— Page —
* START *

A catgirl "Wikipe-tan"

A catgirl is a female character with cat traits, such as cat ears, a cat tail, or other feline characteristics on an otherwise human body. Catgirls are found in various fiction genres and in particular Japanese anime and manga, where they are more commonly referred to as neko (猫, literally cat) or nekomimi (猫耳, literally cat ear(s)).[1]

Characteristics[edit]

Catgirls typically display cat-like behaviors, exhibiting traits such as playfulness, mischievousness and deviousness. Sometimes this may include cat gestures or sounds in written or verbal communications. An oft-employed and, indeed, nigh-ubiquitous running gag is catgirls habitually engaging in the practice of ending their lines of speech with the phrase (にゃあ?) nyā, the Japanese onomatopoeia for a cat's meow.

* END *

— Excerpted records —
* START *

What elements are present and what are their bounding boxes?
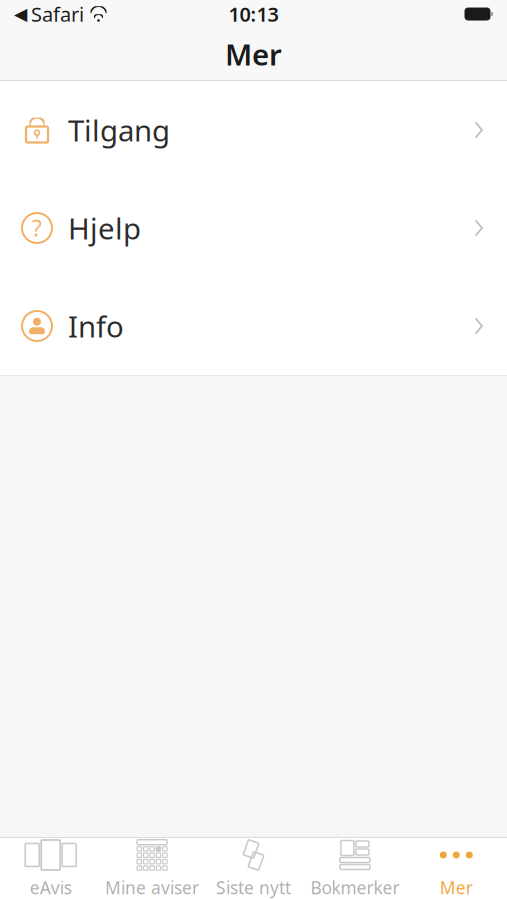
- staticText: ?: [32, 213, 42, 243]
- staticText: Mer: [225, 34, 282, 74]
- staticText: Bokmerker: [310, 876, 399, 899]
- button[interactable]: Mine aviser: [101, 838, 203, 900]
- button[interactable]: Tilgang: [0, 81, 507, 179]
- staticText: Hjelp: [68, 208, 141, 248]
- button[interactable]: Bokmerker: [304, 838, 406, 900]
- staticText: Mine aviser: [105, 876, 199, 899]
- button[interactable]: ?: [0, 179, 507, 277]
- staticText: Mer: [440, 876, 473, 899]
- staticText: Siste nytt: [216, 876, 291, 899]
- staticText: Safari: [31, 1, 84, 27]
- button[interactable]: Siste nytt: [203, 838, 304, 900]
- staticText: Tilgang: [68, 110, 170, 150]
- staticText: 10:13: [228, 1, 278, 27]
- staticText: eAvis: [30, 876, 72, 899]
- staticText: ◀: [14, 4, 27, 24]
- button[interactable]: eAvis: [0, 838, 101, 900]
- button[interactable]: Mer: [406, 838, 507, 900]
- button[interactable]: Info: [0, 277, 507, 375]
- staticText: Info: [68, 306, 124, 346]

* END *
* START *

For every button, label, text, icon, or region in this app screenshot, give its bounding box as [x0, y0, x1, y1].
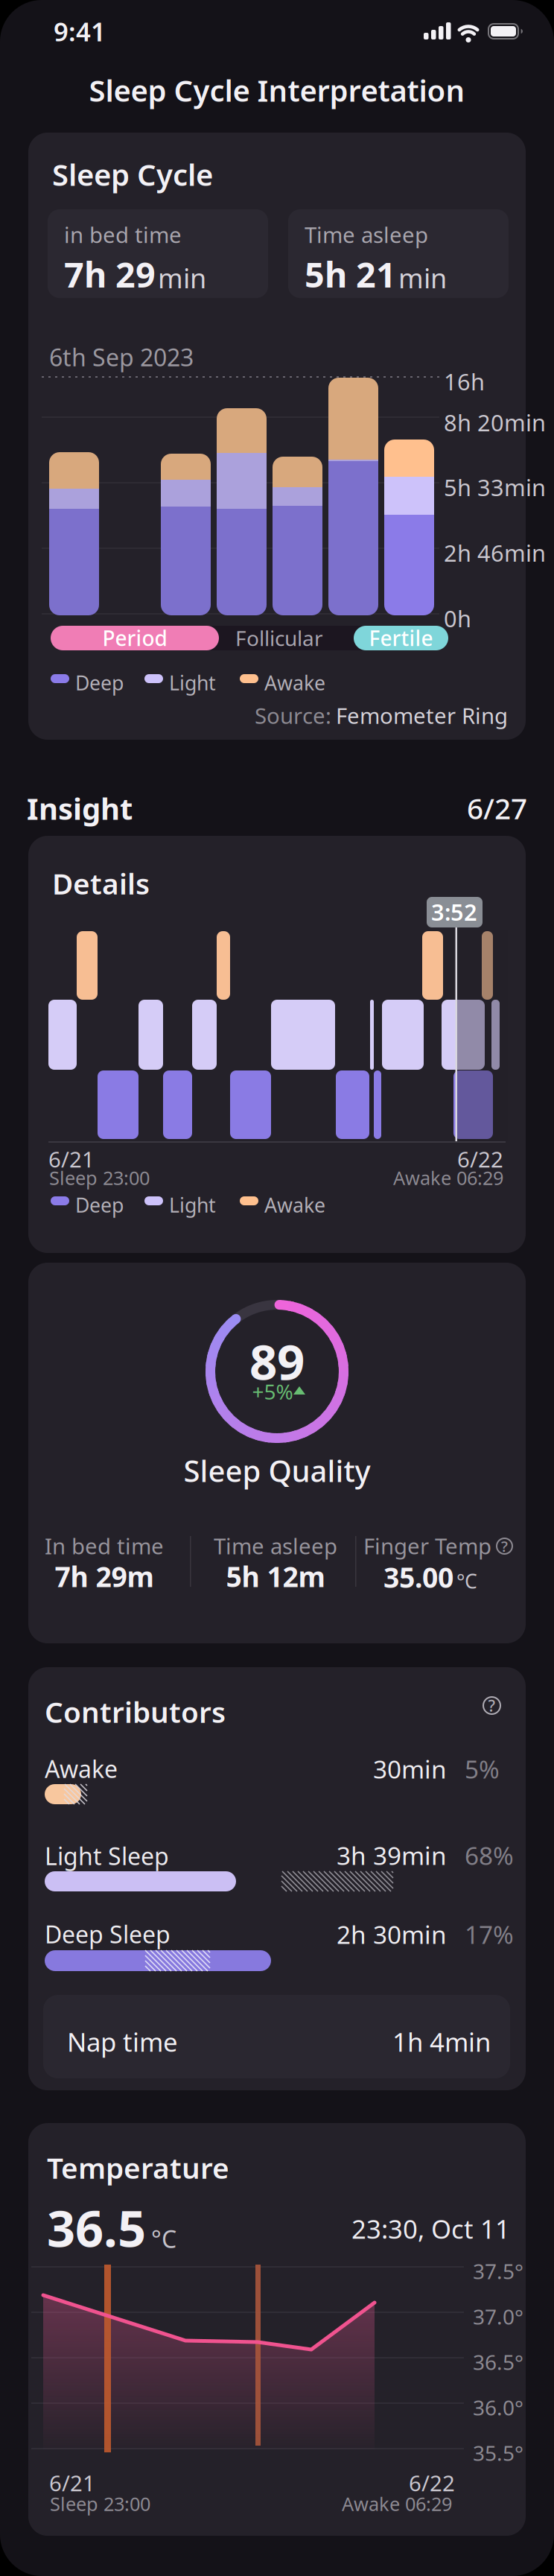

* END *

— Given request —
In the catgirl text, what is the literal meaning of the Japanese term nekomimi?

— The completed task —
Cat ear(s)